Work to complete - Exactly as given, repeat all of the entries.

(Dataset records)
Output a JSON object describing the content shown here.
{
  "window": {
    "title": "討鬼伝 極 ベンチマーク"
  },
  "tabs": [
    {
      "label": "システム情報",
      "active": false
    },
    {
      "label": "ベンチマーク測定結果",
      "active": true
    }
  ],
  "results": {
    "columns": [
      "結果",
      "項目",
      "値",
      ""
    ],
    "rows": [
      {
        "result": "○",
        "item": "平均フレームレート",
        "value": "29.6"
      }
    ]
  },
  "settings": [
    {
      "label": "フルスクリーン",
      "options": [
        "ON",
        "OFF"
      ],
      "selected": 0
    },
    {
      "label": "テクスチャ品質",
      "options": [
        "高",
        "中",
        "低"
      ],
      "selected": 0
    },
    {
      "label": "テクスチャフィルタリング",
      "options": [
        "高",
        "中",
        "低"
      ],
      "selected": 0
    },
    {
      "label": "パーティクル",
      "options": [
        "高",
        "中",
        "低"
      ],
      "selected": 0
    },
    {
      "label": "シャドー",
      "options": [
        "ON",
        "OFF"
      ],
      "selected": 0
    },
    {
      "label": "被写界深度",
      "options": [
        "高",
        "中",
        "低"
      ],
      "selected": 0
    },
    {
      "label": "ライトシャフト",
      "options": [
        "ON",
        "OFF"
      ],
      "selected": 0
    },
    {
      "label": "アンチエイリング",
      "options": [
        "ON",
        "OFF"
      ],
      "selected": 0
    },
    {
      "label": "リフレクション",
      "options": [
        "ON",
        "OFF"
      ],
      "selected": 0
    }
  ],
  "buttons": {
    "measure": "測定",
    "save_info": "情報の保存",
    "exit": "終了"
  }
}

Complete answer -
Output a JSON object describing the content shown here.
{
  "window": {
    "title": "討鬼伝 極 ベンチマーク"
  },
  "tabs": [
    {
      "label": "システム情報",
      "active": false
    },
    {
      "label": "ベンチマーク測定結果",
      "active": true
    }
  ],
  "results": {
    "columns": [
      "結果",
      "項目",
      "値",
      ""
    ],
    "rows": [
      {
        "result": "○",
        "item": "平均フレームレート",
        "value": "29.6"
      }
    ]
  },
  "settings": [
    {
      "label": "フルスクリーン",
      "options": [
        "ON",
        "OFF"
      ],
      "selected": 0
    },
    {
      "label": "テクスチャ品質",
      "options": [
        "高",
        "中",
        "低"
      ],
      "selected": 0
    },
    {
      "label": "テクスチャフィルタリング",
      "options": [
        "高",
        "中",
        "低"
      ],
      "selected": 0
    },
    {
      "label": "パーティクル",
      "options": [
        "高",
        "中",
        "低"
      ],
      "selected": 0
    },
    {
      "label": "シャドー",
      "options": [
        "ON",
        "OFF"
      ],
      "selected": 0
    },
    {
      "label": "被写界深度",
      "options": [
        "高",
        "中",
        "低"
      ],
      "selected": 0
    },
    {
      "label": "ライトシャフト",
      "options": [
        "ON",
        "OFF"
      ],
      "selected": 0
    },
    {
      "label": "アンチエイリング",
      "options": [
        "ON",
        "OFF"
      ],
      "selected": 0
    },
    {
      "label": "リフレクション",
      "options": [
        "ON",
        "OFF"
      ],
      "selected": 0
    }
  ],
  "buttons": {
    "measure": "測定",
    "save_info": "情報の保存",
    "exit": "終了"
  }
}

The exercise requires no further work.